■ Raw data:
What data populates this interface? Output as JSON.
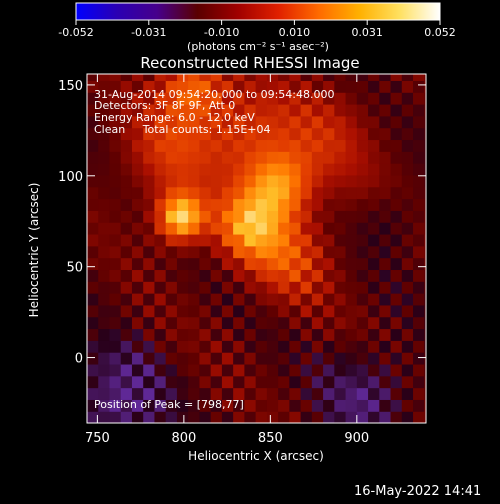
{
  "colorbar": {
    "ticks": [
      "-0.052",
      "-0.031",
      "-0.010",
      "0.010",
      "0.031",
      "0.052"
    ],
    "range": [
      -0.052,
      0.052
    ],
    "units": "(photons cm⁻² s⁻¹ asec⁻²)",
    "colors": [
      "#0000ff",
      "#2a00b4",
      "#46008c",
      "#5a0000",
      "#a00000",
      "#e02000",
      "#ff6a00",
      "#ffb000",
      "#ffe060",
      "#ffffff"
    ]
  },
  "title": "Reconstructed RHESSI Image",
  "info": {
    "time_range": "31-Aug-2014 09:54:20.000 to 09:54:48.000",
    "detectors": "Detectors: 3F 8F 9F, Att 0",
    "energy": "Energy Range: 6.0 - 12.0 keV",
    "clean": "Clean     Total counts: 1.15E+04",
    "peak": "Position of Peak = [798,77]"
  },
  "footer_date": "16-May-2022 14:41",
  "chart_data": {
    "type": "heatmap",
    "title": "Reconstructed RHESSI Image",
    "xlabel": "Heliocentric X (arcsec)",
    "ylabel": "Heliocentric Y (arcsec)",
    "xlim": [
      744,
      940
    ],
    "ylim": [
      -36,
      156
    ],
    "xticks": [
      750,
      800,
      850,
      900
    ],
    "yticks": [
      0,
      50,
      100,
      150
    ],
    "zlim": [
      -0.052,
      0.052
    ],
    "peak": [
      798,
      77
    ],
    "grid": false
  }
}
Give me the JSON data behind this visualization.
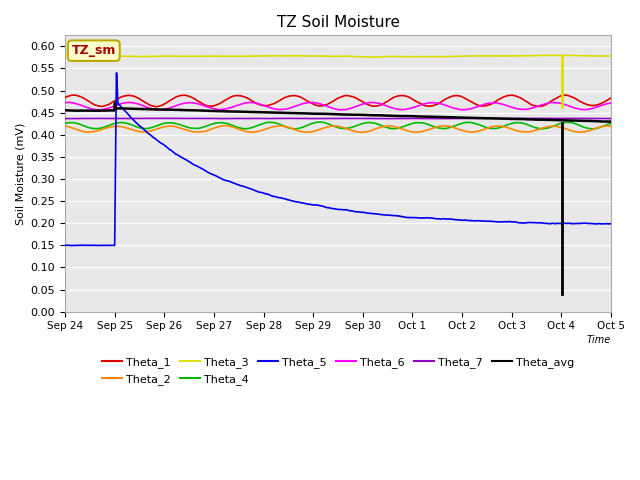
{
  "title": "TZ Soil Moisture",
  "ylabel": "Soil Moisture (mV)",
  "xlabel": "Time",
  "ylim": [
    0.0,
    0.625
  ],
  "yticks": [
    0.0,
    0.05,
    0.1,
    0.15,
    0.2,
    0.25,
    0.3,
    0.35,
    0.4,
    0.45,
    0.5,
    0.55,
    0.6
  ],
  "bg_color": "#e8e8e8",
  "label_box_text": "TZ_sm",
  "label_box_color": "#ffffcc",
  "label_box_edge": "#bbaa00",
  "colors": {
    "Theta_1": "#dd0000",
    "Theta_2": "#ff8800",
    "Theta_3": "#dddd00",
    "Theta_4": "#00bb00",
    "Theta_5": "#0000ee",
    "Theta_6": "#ff00ff",
    "Theta_7": "#9900cc",
    "Theta_avg": "#000000"
  },
  "xtick_labels": [
    "Sep 24",
    "Sep 25",
    "Sep 26",
    "Sep 27",
    "Sep 28",
    "Sep 29",
    "Sep 30",
    "Oct 1",
    "Oct 2",
    "Oct 3",
    "Oct 4",
    "Oct 5"
  ],
  "n_points": 2200,
  "days": 11,
  "sep25_day": 1,
  "oct4_day": 10
}
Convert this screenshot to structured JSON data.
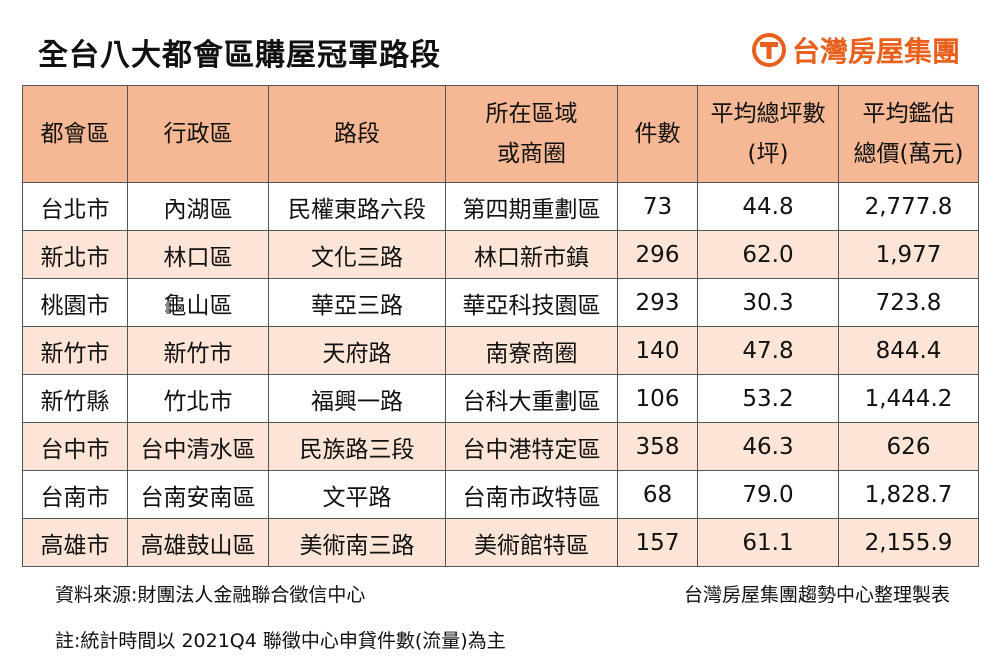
{
  "header": {
    "title": "全台八大都會區購屋冠軍路段",
    "logo": "台灣房屋集團"
  },
  "table": {
    "columns": [
      [
        "都會區"
      ],
      [
        "行政區"
      ],
      [
        "路段"
      ],
      [
        "所在區域",
        "或商圈"
      ],
      [
        "件數"
      ],
      [
        "平均總坪數",
        "(坪)"
      ],
      [
        "平均鑑估",
        "總價(萬元)"
      ]
    ],
    "rows": [
      [
        "台北市",
        "內湖區",
        "民權東路六段",
        "第四期重劃區",
        "73",
        "44.8",
        "2,777.8"
      ],
      [
        "新北市",
        "林口區",
        "文化三路",
        "林口新市鎮",
        "296",
        "62.0",
        "1,977"
      ],
      [
        "桃園市",
        "龜山區",
        "華亞三路",
        "華亞科技園區",
        "293",
        "30.3",
        "723.8"
      ],
      [
        "新竹市",
        "新竹市",
        "天府路",
        "南寮商圈",
        "140",
        "47.8",
        "844.4"
      ],
      [
        "新竹縣",
        "竹北市",
        "福興一路",
        "台科大重劃區",
        "106",
        "53.2",
        "1,444.2"
      ],
      [
        "台中市",
        "台中清水區",
        "民族路三段",
        "台中港特定區",
        "358",
        "46.3",
        "626"
      ],
      [
        "台南市",
        "台南安南區",
        "文平路",
        "台南市政特區",
        "68",
        "79.0",
        "1,828.7"
      ],
      [
        "高雄市",
        "高雄鼓山區",
        "美術南三路",
        "美術館特區",
        "157",
        "61.1",
        "2,155.9"
      ]
    ]
  },
  "footer": {
    "source": "資料來源:財團法人金融聯合徵信中心",
    "credit": "台灣房屋集團趨勢中心整理製表",
    "note": "註:統計時間以 2021Q4 聯徵中心申貸件數(流量)為主"
  }
}
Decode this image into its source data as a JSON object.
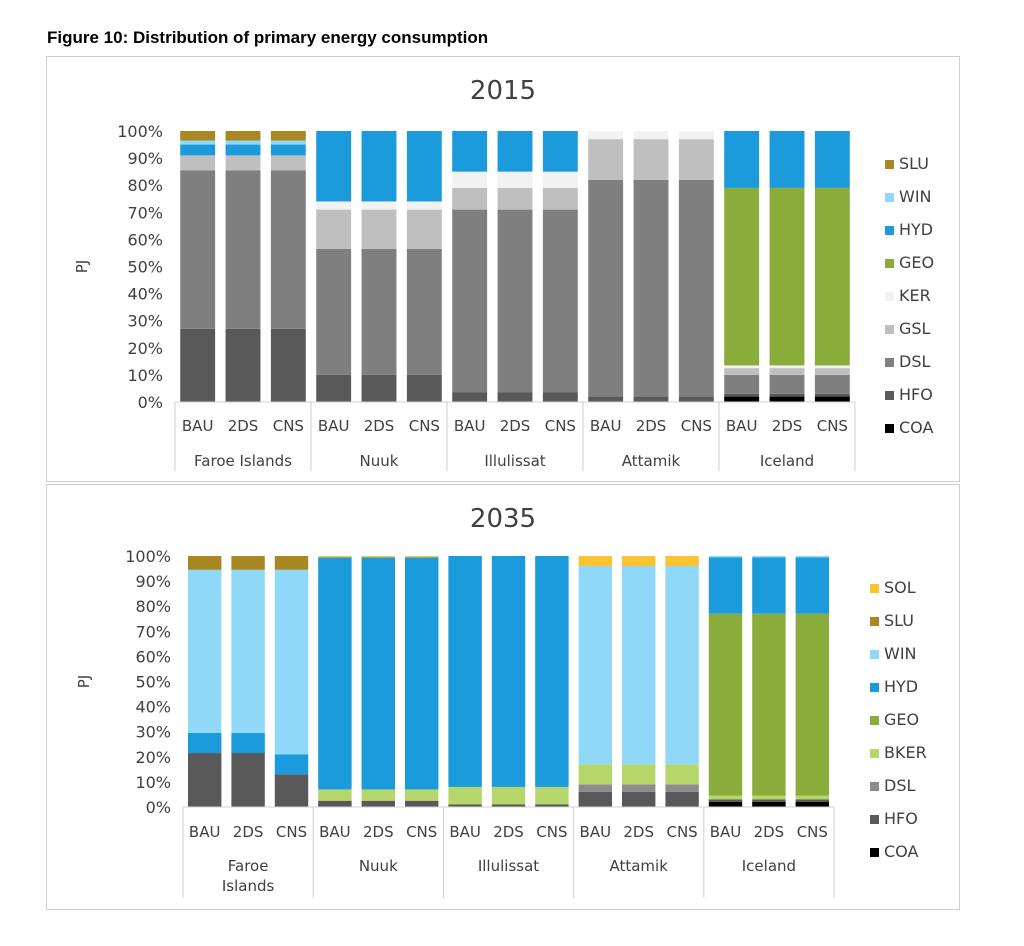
{
  "figure_title": "Figure 10: Distribution of primary energy consumption",
  "chart_data": [
    {
      "type": "bar",
      "stacked": true,
      "normalized": true,
      "title": "2015",
      "ylabel": "PJ",
      "ylim": [
        0,
        100
      ],
      "yticks": [
        "0%",
        "10%",
        "20%",
        "30%",
        "40%",
        "50%",
        "60%",
        "70%",
        "80%",
        "90%",
        "100%"
      ],
      "groups": [
        {
          "name": "Faroe Islands",
          "categories": [
            "BAU",
            "2DS",
            "CNS"
          ]
        },
        {
          "name": "Nuuk",
          "categories": [
            "BAU",
            "2DS",
            "CNS"
          ]
        },
        {
          "name": "Illulissat",
          "categories": [
            "BAU",
            "2DS",
            "CNS"
          ]
        },
        {
          "name": "Attamik",
          "categories": [
            "BAU",
            "2DS",
            "CNS"
          ]
        },
        {
          "name": "Iceland",
          "categories": [
            "BAU",
            "2DS",
            "CNS"
          ]
        }
      ],
      "series": [
        {
          "name": "COA",
          "color": "#000000",
          "values": [
            0,
            0,
            0,
            0,
            0,
            0,
            0,
            0,
            0,
            0,
            0,
            0,
            2,
            2,
            2
          ]
        },
        {
          "name": "HFO",
          "color": "#595959",
          "values": [
            27,
            27,
            27,
            10,
            10,
            10,
            3.5,
            3.5,
            3.5,
            2,
            2,
            2,
            1,
            1,
            1
          ]
        },
        {
          "name": "DSL",
          "color": "#7f7f7f",
          "values": [
            58.5,
            58.5,
            58.5,
            46.5,
            46.5,
            46.5,
            67.5,
            67.5,
            67.5,
            80,
            80,
            80,
            7,
            7,
            7
          ]
        },
        {
          "name": "GSL",
          "color": "#bfbfbf",
          "values": [
            5.5,
            5.5,
            5.5,
            14.5,
            14.5,
            14.5,
            8,
            8,
            8,
            15,
            15,
            15,
            2.5,
            2.5,
            2.5
          ]
        },
        {
          "name": "KER",
          "color": "#f2f2f2",
          "values": [
            0,
            0,
            0,
            3,
            3,
            3,
            6,
            6,
            6,
            3,
            3,
            3,
            1,
            1,
            1
          ]
        },
        {
          "name": "GEO",
          "color": "#8aac3b",
          "values": [
            0,
            0,
            0,
            0,
            0,
            0,
            0,
            0,
            0,
            0,
            0,
            0,
            65.5,
            65.5,
            65.5
          ]
        },
        {
          "name": "HYD",
          "color": "#1b9bdb",
          "values": [
            4,
            4,
            4,
            26,
            26,
            26,
            15,
            15,
            15,
            0,
            0,
            0,
            21,
            21,
            21
          ]
        },
        {
          "name": "WIN",
          "color": "#8fd8f8",
          "values": [
            1.5,
            1.5,
            1.5,
            0,
            0,
            0,
            0,
            0,
            0,
            0,
            0,
            0,
            0,
            0,
            0
          ]
        },
        {
          "name": "SLU",
          "color": "#a98824",
          "values": [
            3.5,
            3.5,
            3.5,
            0,
            0,
            0,
            0,
            0,
            0,
            0,
            0,
            0,
            0,
            0,
            0
          ]
        }
      ],
      "legend": [
        "SLU",
        "WIN",
        "HYD",
        "GEO",
        "KER",
        "GSL",
        "DSL",
        "HFO",
        "COA"
      ],
      "legend_position": "right"
    },
    {
      "type": "bar",
      "stacked": true,
      "normalized": true,
      "title": "2035",
      "ylabel": "PJ",
      "ylim": [
        0,
        100
      ],
      "yticks": [
        "0%",
        "10%",
        "20%",
        "30%",
        "40%",
        "50%",
        "60%",
        "70%",
        "80%",
        "90%",
        "100%"
      ],
      "groups": [
        {
          "name": "Faroe Islands",
          "categories": [
            "BAU",
            "2DS",
            "CNS"
          ]
        },
        {
          "name": "Nuuk",
          "categories": [
            "BAU",
            "2DS",
            "CNS"
          ]
        },
        {
          "name": "Illulissat",
          "categories": [
            "BAU",
            "2DS",
            "CNS"
          ]
        },
        {
          "name": "Attamik",
          "categories": [
            "BAU",
            "2DS",
            "CNS"
          ]
        },
        {
          "name": "Iceland",
          "categories": [
            "BAU",
            "2DS",
            "CNS"
          ]
        }
      ],
      "series": [
        {
          "name": "COA",
          "color": "#000000",
          "values": [
            0,
            0,
            0,
            0,
            0,
            0,
            0,
            0,
            0,
            0,
            0,
            0,
            2,
            2,
            2
          ]
        },
        {
          "name": "HFO",
          "color": "#595959",
          "values": [
            21.5,
            21.5,
            13,
            2.5,
            2.5,
            2.5,
            1,
            1,
            1,
            6,
            6,
            6,
            1,
            1,
            1
          ]
        },
        {
          "name": "DSL",
          "color": "#8c8c8c",
          "values": [
            0,
            0,
            0,
            0,
            0,
            0,
            0,
            0,
            0,
            3,
            3,
            3,
            0,
            0,
            0
          ]
        },
        {
          "name": "BKER",
          "color": "#b4d66a",
          "values": [
            0,
            0,
            0,
            4.5,
            4.5,
            4.5,
            7,
            7,
            7,
            8,
            8,
            8,
            1.5,
            1.5,
            1.5
          ]
        },
        {
          "name": "GEO",
          "color": "#8aac3b",
          "values": [
            0,
            0,
            0,
            0,
            0,
            0,
            0,
            0,
            0,
            0,
            0,
            0,
            72.5,
            72.5,
            72.5
          ]
        },
        {
          "name": "HYD",
          "color": "#1b9bdb",
          "values": [
            8,
            8,
            8,
            92.5,
            92.5,
            92.5,
            92,
            92,
            92,
            0,
            0,
            0,
            22.5,
            22.5,
            22.5
          ]
        },
        {
          "name": "WIN",
          "color": "#8fd8f8",
          "values": [
            65,
            65,
            73.5,
            0,
            0,
            0,
            0,
            0,
            0,
            79,
            79,
            79,
            0.5,
            0.5,
            0.5
          ]
        },
        {
          "name": "SLU",
          "color": "#a98824",
          "values": [
            5.5,
            5.5,
            5.5,
            0,
            0,
            0,
            0,
            0,
            0,
            0,
            0,
            0,
            0,
            0,
            0
          ]
        },
        {
          "name": "SOL",
          "color": "#f9c331",
          "values": [
            0,
            0,
            0,
            0.5,
            0.5,
            0.5,
            0,
            0,
            0,
            4,
            4,
            4,
            0,
            0,
            0
          ]
        }
      ],
      "legend": [
        "SOL",
        "SLU",
        "WIN",
        "HYD",
        "GEO",
        "BKER",
        "DSL",
        "HFO",
        "COA"
      ],
      "legend_position": "right"
    }
  ]
}
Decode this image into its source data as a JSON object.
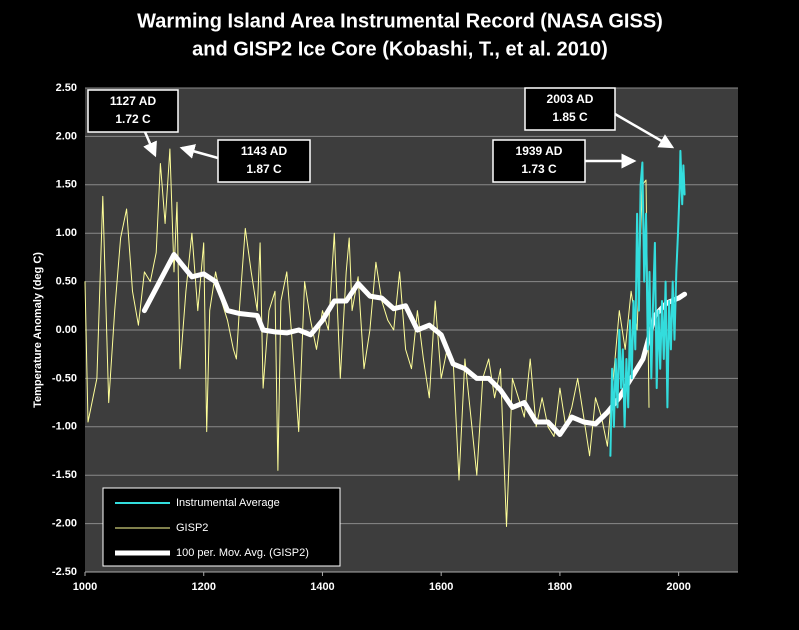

■ Directions for this task: Search the entries for "Reconstructed" and copy out each line that has it.

■ The reply:
  "title": "Reconstructed RHESSI Image",
    "title": "Reconstructed RHESSI Image",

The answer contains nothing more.